··· DATA ENTRIES
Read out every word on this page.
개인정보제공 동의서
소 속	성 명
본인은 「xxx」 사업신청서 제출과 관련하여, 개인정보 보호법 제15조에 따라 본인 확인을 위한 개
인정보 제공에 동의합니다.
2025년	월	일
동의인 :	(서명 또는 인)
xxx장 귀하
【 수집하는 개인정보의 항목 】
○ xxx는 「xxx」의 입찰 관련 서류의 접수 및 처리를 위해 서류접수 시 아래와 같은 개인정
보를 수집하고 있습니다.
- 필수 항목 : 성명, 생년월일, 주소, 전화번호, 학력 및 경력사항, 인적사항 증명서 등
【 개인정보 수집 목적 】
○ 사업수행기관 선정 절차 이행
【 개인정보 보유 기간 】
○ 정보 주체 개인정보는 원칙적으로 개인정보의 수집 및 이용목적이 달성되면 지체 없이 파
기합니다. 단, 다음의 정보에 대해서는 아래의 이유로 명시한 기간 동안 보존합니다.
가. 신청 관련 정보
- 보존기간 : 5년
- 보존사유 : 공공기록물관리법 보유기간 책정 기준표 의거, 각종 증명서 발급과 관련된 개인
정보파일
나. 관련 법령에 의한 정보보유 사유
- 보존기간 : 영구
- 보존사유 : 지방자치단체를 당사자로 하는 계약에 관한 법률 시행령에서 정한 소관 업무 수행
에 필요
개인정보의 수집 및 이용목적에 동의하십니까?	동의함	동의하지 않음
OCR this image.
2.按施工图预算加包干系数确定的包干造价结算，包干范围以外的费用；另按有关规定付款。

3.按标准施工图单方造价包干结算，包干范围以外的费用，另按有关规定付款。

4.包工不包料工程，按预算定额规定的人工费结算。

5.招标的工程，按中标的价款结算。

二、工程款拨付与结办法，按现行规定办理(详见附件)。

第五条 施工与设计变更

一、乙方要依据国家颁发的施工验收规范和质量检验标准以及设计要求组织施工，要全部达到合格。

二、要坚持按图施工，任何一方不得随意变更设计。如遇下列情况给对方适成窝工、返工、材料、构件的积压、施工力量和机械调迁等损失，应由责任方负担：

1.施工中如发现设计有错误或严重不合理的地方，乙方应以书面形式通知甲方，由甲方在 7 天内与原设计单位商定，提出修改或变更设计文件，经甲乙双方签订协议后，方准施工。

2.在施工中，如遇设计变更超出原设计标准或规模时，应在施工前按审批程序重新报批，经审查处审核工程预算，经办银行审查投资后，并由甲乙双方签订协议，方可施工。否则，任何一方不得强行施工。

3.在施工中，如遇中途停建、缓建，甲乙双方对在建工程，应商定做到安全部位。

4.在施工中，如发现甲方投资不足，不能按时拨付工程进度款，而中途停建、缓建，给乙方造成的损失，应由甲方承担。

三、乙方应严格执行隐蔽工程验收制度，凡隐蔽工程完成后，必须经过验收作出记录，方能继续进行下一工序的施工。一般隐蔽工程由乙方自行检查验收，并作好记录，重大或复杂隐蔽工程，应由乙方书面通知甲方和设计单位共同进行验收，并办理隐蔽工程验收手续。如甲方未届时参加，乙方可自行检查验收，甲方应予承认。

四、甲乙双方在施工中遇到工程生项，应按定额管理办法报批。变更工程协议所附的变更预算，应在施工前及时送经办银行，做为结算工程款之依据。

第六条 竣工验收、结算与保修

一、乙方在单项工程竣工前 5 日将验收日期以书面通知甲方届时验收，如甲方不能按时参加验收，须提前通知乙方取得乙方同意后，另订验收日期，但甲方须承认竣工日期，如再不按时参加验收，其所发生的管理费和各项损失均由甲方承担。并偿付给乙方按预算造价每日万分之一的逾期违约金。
······
#### WORK TO BE COMPLETED:
Repeat the material above in full, exactly as it stands.

#### OUTPUT:
Read out every word on this page.
개인정보제공 동의서
소 속	성 명
본인은 「xxx」 사업신청서 제출과 관련하여, 개인정보 보호법 제15조에 따라 본인 확인을 위한 개
인정보 제공에 동의합니다.
2025년	월	일
동의인 :	(서명 또는 인)
xxx장 귀하
【 수집하는 개인정보의 항목 】
○ xxx는 「xxx」의 입찰 관련 서류의 접수 및 처리를 위해 서류접수 시 아래와 같은 개인정
보를 수집하고 있습니다.
- 필수 항목 : 성명, 생년월일, 주소, 전화번호, 학력 및 경력사항, 인적사항 증명서 등
【 개인정보 수집 목적 】
○ 사업수행기관 선정 절차 이행
【 개인정보 보유 기간 】
○ 정보 주체 개인정보는 원칙적으로 개인정보의 수집 및 이용목적이 달성되면 지체 없이 파
기합니다. 단, 다음의 정보에 대해서는 아래의 이유로 명시한 기간 동안 보존합니다.
가. 신청 관련 정보
- 보존기간 : 5년
- 보존사유 : 공공기록물관리법 보유기간 책정 기준표 의거, 각종 증명서 발급과 관련된 개인
정보파일
나. 관련 법령에 의한 정보보유 사유
- 보존기간 : 영구
- 보존사유 : 지방자치단체를 당사자로 하는 계약에 관한 법률 시행령에서 정한 소관 업무 수행
에 필요
개인정보의 수집 및 이용목적에 동의하십니까?	동의함	동의하지 않음
OCR this image.
2.按施工图预算加包干系数确定的包干造价结算，包干范围以外的费用；另按有关规定付款。

3.按标准施工图单方造价包干结算，包干范围以外的费用，另按有关规定付款。

4.包工不包料工程，按预算定额规定的人工费结算。

5.招标的工程，按中标的价款结算。

二、工程款拨付与结办法，按现行规定办理(详见附件)。

第五条 施工与设计变更

一、乙方要依据国家颁发的施工验收规范和质量检验标准以及设计要求组织施工，要全部达到合格。

二、要坚持按图施工，任何一方不得随意变更设计。如遇下列情况给对方适成窝工、返工、材料、构件的积压、施工力量和机械调迁等损失，应由责任方负担：

1.施工中如发现设计有错误或严重不合理的地方，乙方应以书面形式通知甲方，由甲方在 7 天内与原设计单位商定，提出修改或变更设计文件，经甲乙双方签订协议后，方准施工。

2.在施工中，如遇设计变更超出原设计标准或规模时，应在施工前按审批程序重新报批，经审查处审核工程预算，经办银行审查投资后，并由甲乙双方签订协议，方可施工。否则，任何一方不得强行施工。

3.在施工中，如遇中途停建、缓建，甲乙双方对在建工程，应商定做到安全部位。

4.在施工中，如发现甲方投资不足，不能按时拨付工程进度款，而中途停建、缓建，给乙方造成的损失，应由甲方承担。

三、乙方应严格执行隐蔽工程验收制度，凡隐蔽工程完成后，必须经过验收作出记录，方能继续进行下一工序的施工。一般隐蔽工程由乙方自行检查验收，并作好记录，重大或复杂隐蔽工程，应由乙方书面通知甲方和设计单位共同进行验收，并办理隐蔽工程验收手续。如甲方未届时参加，乙方可自行检查验收，甲方应予承认。

四、甲乙双方在施工中遇到工程生项，应按定额管理办法报批。变更工程协议所附的变更预算，应在施工前及时送经办银行，做为结算工程款之依据。

第六条 竣工验收、结算与保修

一、乙方在单项工程竣工前 5 日将验收日期以书面通知甲方届时验收，如甲方不能按时参加验收，须提前通知乙方取得乙方同意后，另订验收日期，但甲方须承认竣工日期，如再不按时参加验收，其所发生的管理费和各项损失均由甲方承担。并偿付给乙方按预算造价每日万分之一的逾期违约金。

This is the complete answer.